* [EXERCISE AIM]:
Give every line back verbatim, dropping all images.

## Start THE INPUT

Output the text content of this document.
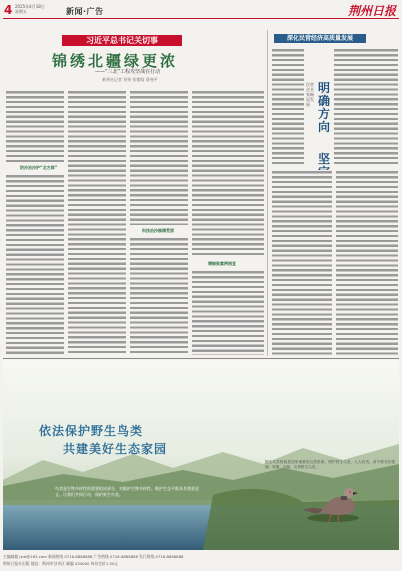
4 2025年4月18日
星期五	新闻·广告	荆州日报
习近平总书记关切事
锦绣北疆绿更浓
——“三北”工程攻坚战在行动
新华社记者 刘伟 张紫晗 薛尧平
防沙治沙护“北方屏”
科技治沙绿满荒原
增绿致富两相宜
深化民营经济高质量发展
明确方向
坚
民营企业家畅谈发展
依法保护野生鸟类
共建美好生态家园
鸟类是生物多样性的重要组成部分，对维护生物多样性、维护生态平衡具有重要意义。让我们共同行动，保护野生鸟类。
野生鸟类资源是国家重要的自然资源，保护野生鸟类，人人有责。请不要非法猎捕、收购、运输、出售野生鸟类。
主编邮箱 jzrb@163.com 新闻热线 0716-8888888 广告热线 0716-8888888 发行热线 0716-8888888
荆州日报社出版 地址：荆州市沙市区 邮编 434000 每份定价1.50元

## End THE INPUT

* [EXERCISE SOLUTION]:
Output the text content of this document.
4 2025年4月18日
星期五	新闻·广告	荆州日报
习近平总书记关切事
锦绣北疆绿更浓
——“三北”工程攻坚战在行动
新华社记者 刘伟 张紫晗 薛尧平
防沙治沙护“北方屏”
科技治沙绿满荒原
增绿致富两相宜
深化民营经济高质量发展
明确方向
坚
民营企业家畅谈发展
依法保护野生鸟类
共建美好生态家园
鸟类是生物多样性的重要组成部分，对维护生物多样性、维护生态平衡具有重要意义。让我们共同行动，保护野生鸟类。
野生鸟类资源是国家重要的自然资源，保护野生鸟类，人人有责。请不要非法猎捕、收购、运输、出售野生鸟类。
主编邮箱 jzrb@163.com 新闻热线 0716-8888888 广告热线 0716-8888888 发行热线 0716-8888888
荆州日报社出版 地址：荆州市沙市区 邮编 434000 每份定价1.50元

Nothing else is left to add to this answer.